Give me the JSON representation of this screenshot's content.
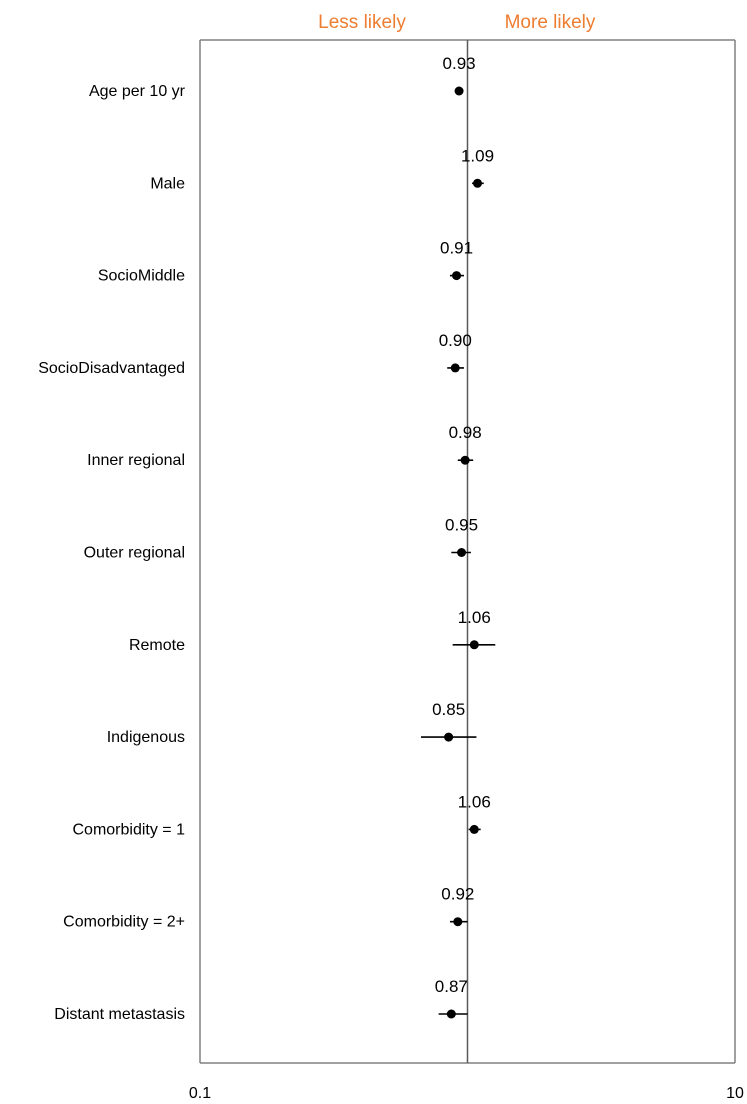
{
  "chart_data": {
    "type": "scatter",
    "title": "",
    "xlabel": "",
    "ylabel": "",
    "x_scale": "log",
    "xlim": [
      0.1,
      10
    ],
    "x_ticks": [
      "0.1",
      "10"
    ],
    "reference_line": 1,
    "header_left": "Less likely",
    "header_right": "More likely",
    "header_color": "#ED7D31",
    "marker_color": "#000000",
    "frame_color": "#808080",
    "grid": false,
    "points": [
      {
        "label": "Age per 10 yr",
        "value_label": "0.93",
        "estimate": 0.93,
        "ci_low": 0.92,
        "ci_high": 0.94
      },
      {
        "label": "Male",
        "value_label": "1.09",
        "estimate": 1.09,
        "ci_low": 1.04,
        "ci_high": 1.15
      },
      {
        "label": "SocioMiddle",
        "value_label": "0.91",
        "estimate": 0.91,
        "ci_low": 0.86,
        "ci_high": 0.97
      },
      {
        "label": "SocioDisadvantaged",
        "value_label": "0.90",
        "estimate": 0.9,
        "ci_low": 0.84,
        "ci_high": 0.97
      },
      {
        "label": "Inner regional",
        "value_label": "0.98",
        "estimate": 0.98,
        "ci_low": 0.92,
        "ci_high": 1.05
      },
      {
        "label": "Outer regional",
        "value_label": "0.95",
        "estimate": 0.95,
        "ci_low": 0.87,
        "ci_high": 1.03
      },
      {
        "label": "Remote",
        "value_label": "1.06",
        "estimate": 1.06,
        "ci_low": 0.88,
        "ci_high": 1.27
      },
      {
        "label": "Indigenous",
        "value_label": "0.85",
        "estimate": 0.85,
        "ci_low": 0.67,
        "ci_high": 1.08
      },
      {
        "label": "Comorbidity = 1",
        "value_label": "1.06",
        "estimate": 1.06,
        "ci_low": 1.01,
        "ci_high": 1.12
      },
      {
        "label": "Comorbidity = 2+",
        "value_label": "0.92",
        "estimate": 0.92,
        "ci_low": 0.86,
        "ci_high": 1.0
      },
      {
        "label": "Distant metastasis",
        "value_label": "0.87",
        "estimate": 0.87,
        "ci_low": 0.78,
        "ci_high": 1.0
      }
    ]
  }
}
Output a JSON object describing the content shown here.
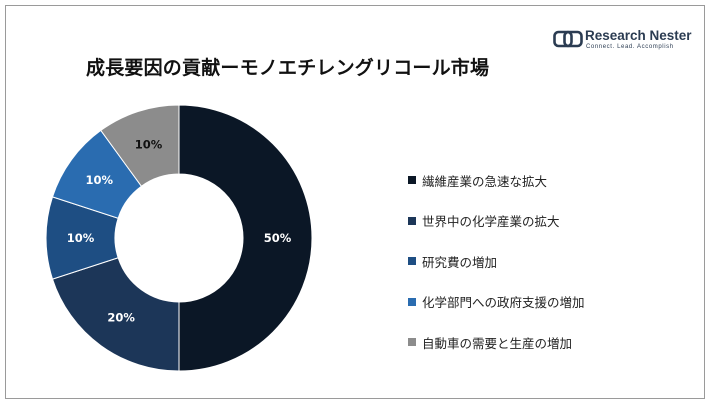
{
  "title": "成長要因の貢献ーモノエチレングリコール市場",
  "logo": {
    "name": "Research Nester",
    "tagline": "Connect. Lead. Accomplish"
  },
  "chart_data": {
    "type": "pie",
    "donut": true,
    "title": "成長要因の貢献ーモノエチレングリコール市場",
    "legend_position": "right",
    "slices": [
      {
        "label": "繊維産業の急速な拡大",
        "value": 50,
        "display": "50%",
        "color": "#0b1726",
        "label_color": "#ffffff"
      },
      {
        "label": "世界中の化学産業の拡大",
        "value": 20,
        "display": "20%",
        "color": "#1c3658",
        "label_color": "#ffffff"
      },
      {
        "label": "研究費の増加",
        "value": 10,
        "display": "10%",
        "color": "#1e4e83",
        "label_color": "#ffffff"
      },
      {
        "label": "化学部門への政府支援の増加",
        "value": 10,
        "display": "10%",
        "color": "#2a6cb0",
        "label_color": "#ffffff"
      },
      {
        "label": "自動車の需要と生産の増加",
        "value": 10,
        "display": "10%",
        "color": "#8c8c8c",
        "label_color": "#111111"
      }
    ]
  }
}
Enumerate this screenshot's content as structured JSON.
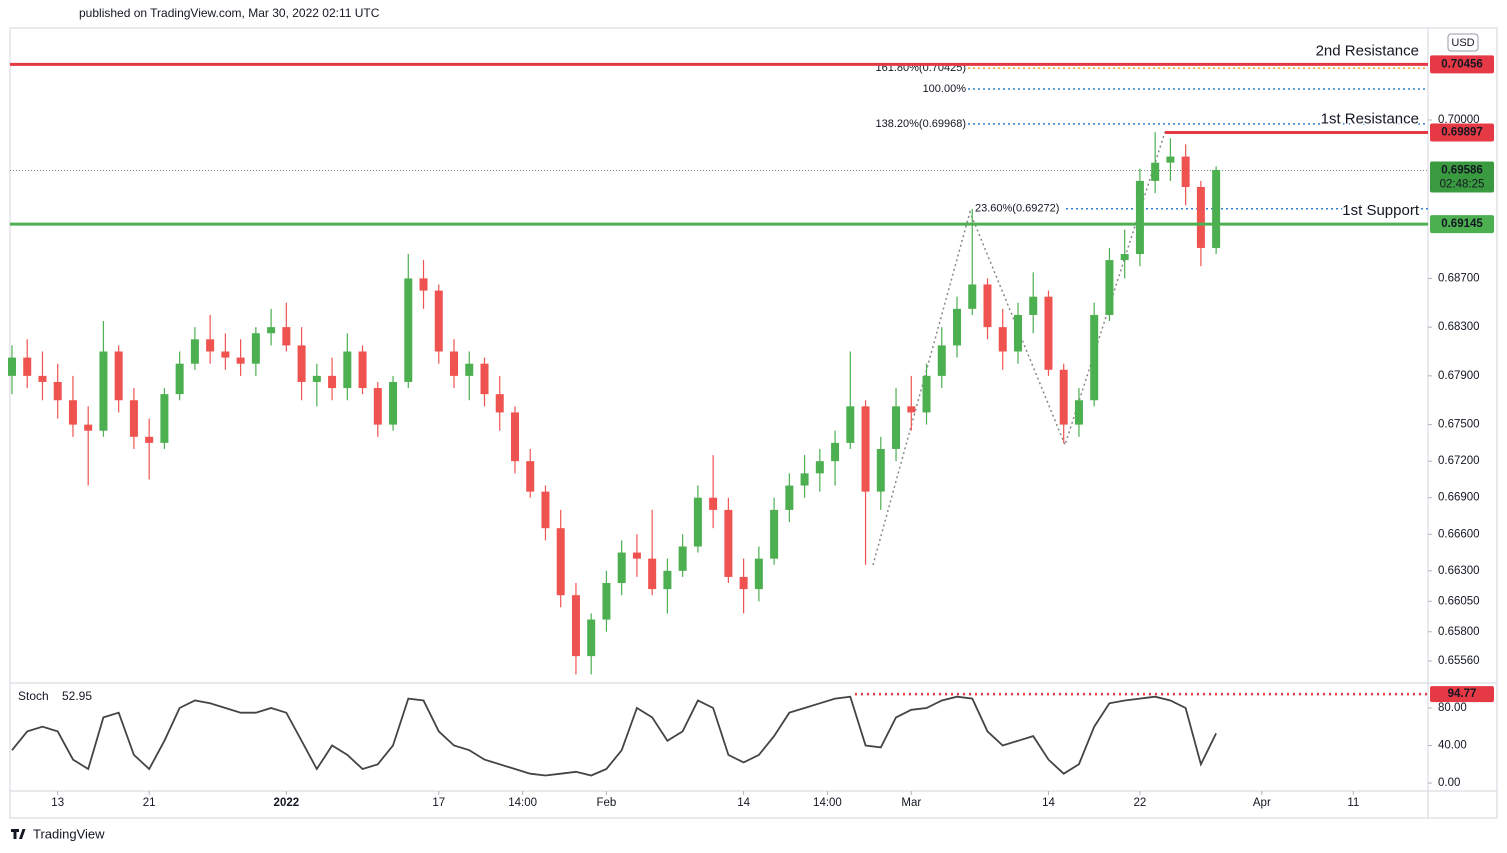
{
  "header": {
    "text": "published on TradingView.com, Mar 30, 2022 02:11 UTC",
    "currency": "USD"
  },
  "footer": {
    "brand": "TradingView"
  },
  "chart_data": {
    "type": "candlestick",
    "up_color": "#4caf50",
    "down_color": "#ef5350",
    "open": [
      0.679,
      0.6805,
      0.679,
      0.6785,
      0.677,
      0.675,
      0.6745,
      0.681,
      0.677,
      0.674,
      0.6735,
      0.6775,
      0.68,
      0.682,
      0.681,
      0.6805,
      0.68,
      0.6825,
      0.683,
      0.6815,
      0.6785,
      0.679,
      0.678,
      0.681,
      0.678,
      0.675,
      0.6785,
      0.687,
      0.686,
      0.681,
      0.679,
      0.68,
      0.6775,
      0.676,
      0.672,
      0.6695,
      0.6665,
      0.661,
      0.656,
      0.659,
      0.662,
      0.6645,
      0.664,
      0.6615,
      0.663,
      0.665,
      0.669,
      0.668,
      0.6625,
      0.6615,
      0.664,
      0.668,
      0.67,
      0.671,
      0.672,
      0.6735,
      0.6765,
      0.6695,
      0.673,
      0.6765,
      0.676,
      0.679,
      0.6815,
      0.6845,
      0.6865,
      0.683,
      0.681,
      0.684,
      0.6855,
      0.6795,
      0.675,
      0.677,
      0.684,
      0.6885,
      0.689,
      0.695,
      0.6965,
      0.697,
      0.6945,
      0.6895
    ],
    "high": [
      0.6815,
      0.682,
      0.681,
      0.68,
      0.679,
      0.6765,
      0.6835,
      0.6815,
      0.678,
      0.6755,
      0.678,
      0.681,
      0.683,
      0.684,
      0.6825,
      0.682,
      0.683,
      0.6845,
      0.685,
      0.683,
      0.68,
      0.6805,
      0.6825,
      0.6815,
      0.6785,
      0.679,
      0.689,
      0.6885,
      0.6865,
      0.682,
      0.681,
      0.6805,
      0.679,
      0.6765,
      0.673,
      0.67,
      0.668,
      0.662,
      0.6595,
      0.663,
      0.6655,
      0.666,
      0.668,
      0.664,
      0.666,
      0.67,
      0.6725,
      0.669,
      0.664,
      0.665,
      0.669,
      0.671,
      0.6725,
      0.673,
      0.6745,
      0.681,
      0.677,
      0.674,
      0.678,
      0.679,
      0.68,
      0.683,
      0.6855,
      0.6927,
      0.687,
      0.6845,
      0.685,
      0.6875,
      0.686,
      0.68,
      0.678,
      0.685,
      0.6895,
      0.691,
      0.696,
      0.699,
      0.6985,
      0.698,
      0.695,
      0.6962
    ],
    "low": [
      0.6775,
      0.678,
      0.677,
      0.6755,
      0.674,
      0.67,
      0.674,
      0.676,
      0.673,
      0.6705,
      0.673,
      0.677,
      0.6795,
      0.68,
      0.6795,
      0.679,
      0.679,
      0.6815,
      0.681,
      0.677,
      0.6765,
      0.677,
      0.677,
      0.6775,
      0.674,
      0.6745,
      0.678,
      0.6845,
      0.68,
      0.678,
      0.677,
      0.6765,
      0.6745,
      0.671,
      0.669,
      0.6655,
      0.66,
      0.6545,
      0.6545,
      0.658,
      0.661,
      0.6625,
      0.661,
      0.6595,
      0.6625,
      0.6645,
      0.6665,
      0.662,
      0.6595,
      0.6605,
      0.6635,
      0.667,
      0.669,
      0.6695,
      0.67,
      0.673,
      0.6635,
      0.668,
      0.672,
      0.6745,
      0.675,
      0.678,
      0.6805,
      0.684,
      0.682,
      0.6795,
      0.68,
      0.6825,
      0.679,
      0.6735,
      0.674,
      0.6765,
      0.6835,
      0.687,
      0.688,
      0.694,
      0.695,
      0.693,
      0.688,
      0.689
    ],
    "close": [
      0.6805,
      0.679,
      0.6785,
      0.677,
      0.675,
      0.6745,
      0.681,
      0.677,
      0.674,
      0.6735,
      0.6775,
      0.68,
      0.682,
      0.681,
      0.6805,
      0.68,
      0.6825,
      0.683,
      0.6815,
      0.6785,
      0.679,
      0.678,
      0.681,
      0.678,
      0.675,
      0.6785,
      0.687,
      0.686,
      0.681,
      0.679,
      0.68,
      0.6775,
      0.676,
      0.672,
      0.6695,
      0.6665,
      0.661,
      0.656,
      0.659,
      0.662,
      0.6645,
      0.664,
      0.6615,
      0.663,
      0.665,
      0.669,
      0.668,
      0.6625,
      0.6615,
      0.664,
      0.668,
      0.67,
      0.671,
      0.672,
      0.6735,
      0.6765,
      0.6695,
      0.673,
      0.6765,
      0.676,
      0.679,
      0.6815,
      0.6845,
      0.6865,
      0.683,
      0.681,
      0.684,
      0.6855,
      0.6795,
      0.675,
      0.677,
      0.684,
      0.6885,
      0.689,
      0.695,
      0.6965,
      0.697,
      0.6945,
      0.6895,
      0.6959
    ],
    "xlim": [
      -0.13,
      92.9
    ],
    "xticks": [
      {
        "value": 3,
        "label": "13"
      },
      {
        "value": 9,
        "label": "21"
      },
      {
        "value": 18,
        "label": "2022"
      },
      {
        "value": 28,
        "label": "17"
      },
      {
        "value": 33.5,
        "label": "14:00"
      },
      {
        "value": 39,
        "label": "Feb"
      },
      {
        "value": 48,
        "label": "14"
      },
      {
        "value": 53.5,
        "label": "14:00"
      },
      {
        "value": 59,
        "label": "Mar"
      },
      {
        "value": 68,
        "label": "14"
      },
      {
        "value": 74,
        "label": "22"
      },
      {
        "value": 82,
        "label": "Apr"
      },
      {
        "value": 88,
        "label": "11"
      }
    ],
    "ylim": [
      0.65404,
      0.70755
    ],
    "yticks": [
      {
        "value": 0.7,
        "label": "0.70000"
      },
      {
        "value": 0.687,
        "label": "0.68700"
      },
      {
        "value": 0.683,
        "label": "0.68300"
      },
      {
        "value": 0.679,
        "label": "0.67900"
      },
      {
        "value": 0.675,
        "label": "0.67500"
      },
      {
        "value": 0.672,
        "label": "0.67200"
      },
      {
        "value": 0.669,
        "label": "0.66900"
      },
      {
        "value": 0.666,
        "label": "0.66600"
      },
      {
        "value": 0.663,
        "label": "0.66300"
      },
      {
        "value": 0.6605,
        "label": "0.66050"
      },
      {
        "value": 0.658,
        "label": "0.65800"
      },
      {
        "value": 0.6556,
        "label": "0.65560"
      }
    ],
    "levels": [
      {
        "name": "2nd Resistance",
        "value": 0.70456,
        "color": "#e53945",
        "full": true
      },
      {
        "name": "1st Resistance",
        "value": 0.69897,
        "color": "#e53945",
        "full": false
      },
      {
        "name": "1st Support",
        "value": 0.69145,
        "color": "#4caf50",
        "full": true
      }
    ],
    "fib": [
      {
        "label": "161.80%(0.70425)",
        "value": 0.70425,
        "color": "#f0a030"
      },
      {
        "label": "100.00%",
        "value": 0.70254,
        "color": "#2f80d0"
      },
      {
        "label": "138.20%(0.69968)",
        "value": 0.69968,
        "color": "#2f80d0"
      },
      {
        "label": "23.60%(0.69272)",
        "value": 0.69272,
        "color": "#2f80d0"
      }
    ],
    "current": {
      "value": 0.69586,
      "countdown": "02:48:25",
      "color": "#3a9a40"
    },
    "indicator": {
      "type": "line",
      "name": "Stoch",
      "color": "#444444",
      "values": [
        35,
        55,
        60,
        55,
        25,
        15,
        70,
        75,
        30,
        15,
        45,
        80,
        88,
        85,
        80,
        75,
        75,
        80,
        75,
        45,
        15,
        40,
        30,
        15,
        20,
        40,
        90,
        88,
        55,
        40,
        35,
        25,
        20,
        15,
        10,
        8,
        10,
        12,
        8,
        15,
        35,
        80,
        70,
        45,
        55,
        88,
        80,
        30,
        22,
        30,
        50,
        75,
        80,
        85,
        90,
        92,
        40,
        38,
        70,
        78,
        80,
        88,
        92,
        90,
        55,
        40,
        45,
        50,
        25,
        10,
        20,
        60,
        85,
        88,
        90,
        92,
        88,
        80,
        20,
        52.95
      ],
      "ylim": [
        -7.4,
        103.4
      ],
      "yticks": [
        {
          "value": 80,
          "label": "80.00"
        },
        {
          "value": 40,
          "label": "40.00"
        },
        {
          "value": 0,
          "label": "0.00"
        }
      ],
      "level": {
        "value": 94.77,
        "color": "#e53945"
      }
    }
  }
}
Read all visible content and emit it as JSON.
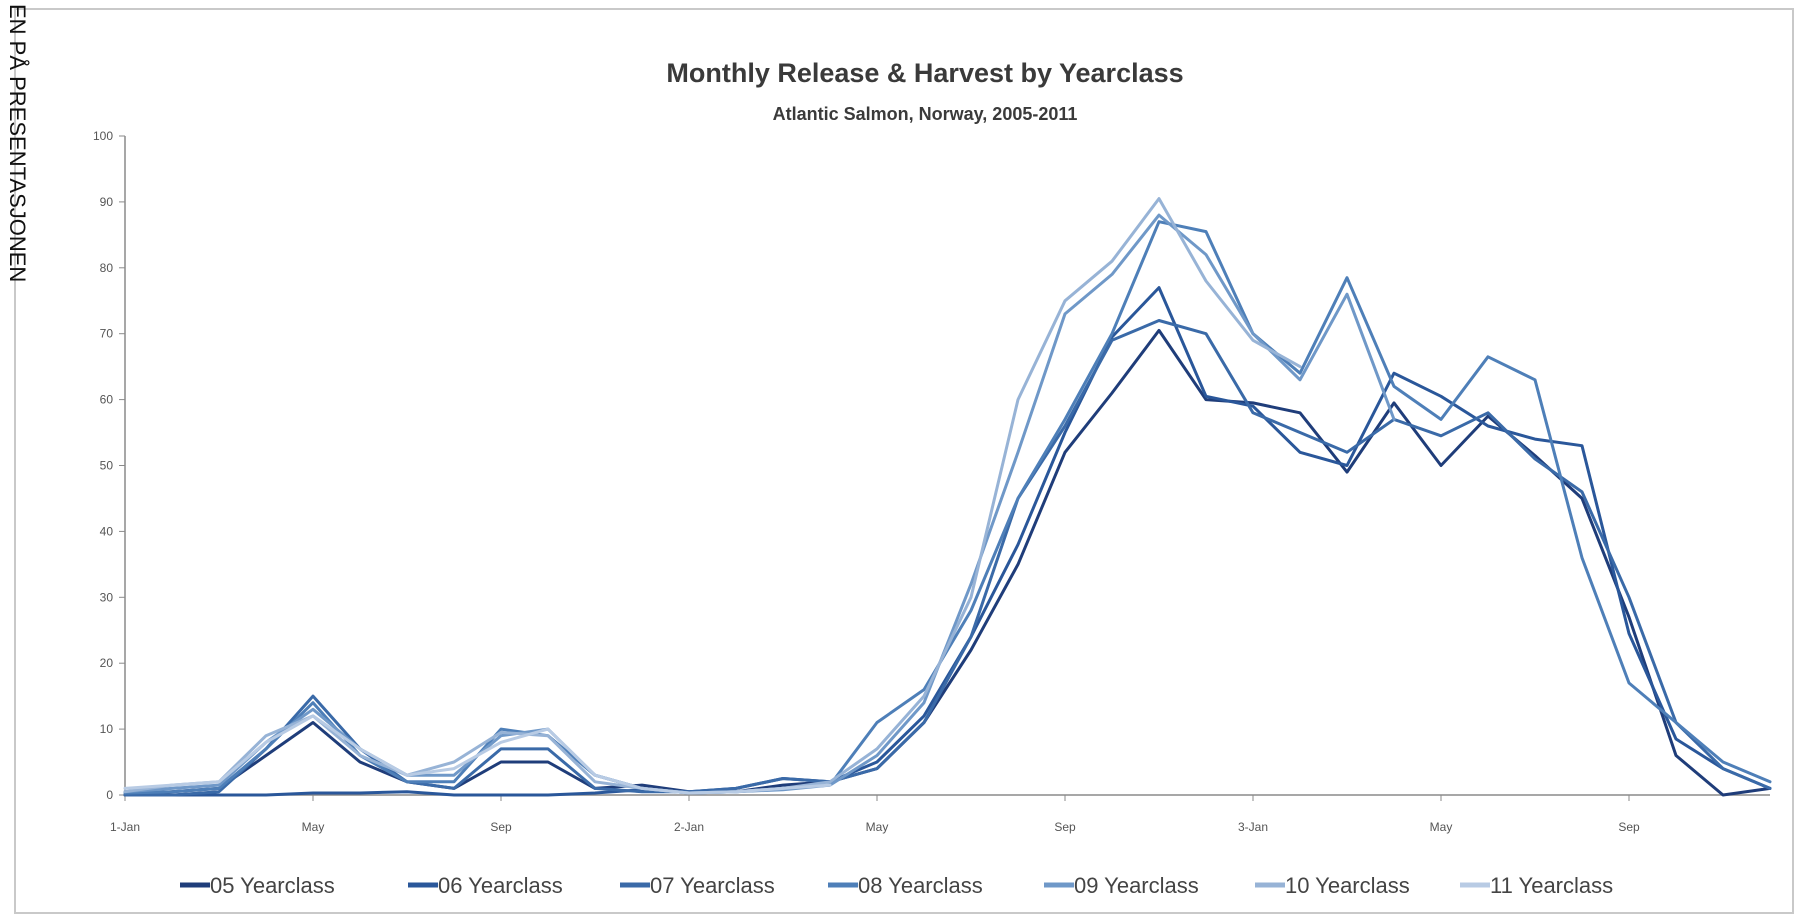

⁂

# WHAT IS EXPECTED
Of all the lines in the listing above, how many contain the word "Comorbidity"? Answer with the number alone.

# FINISHED EXERCISE
2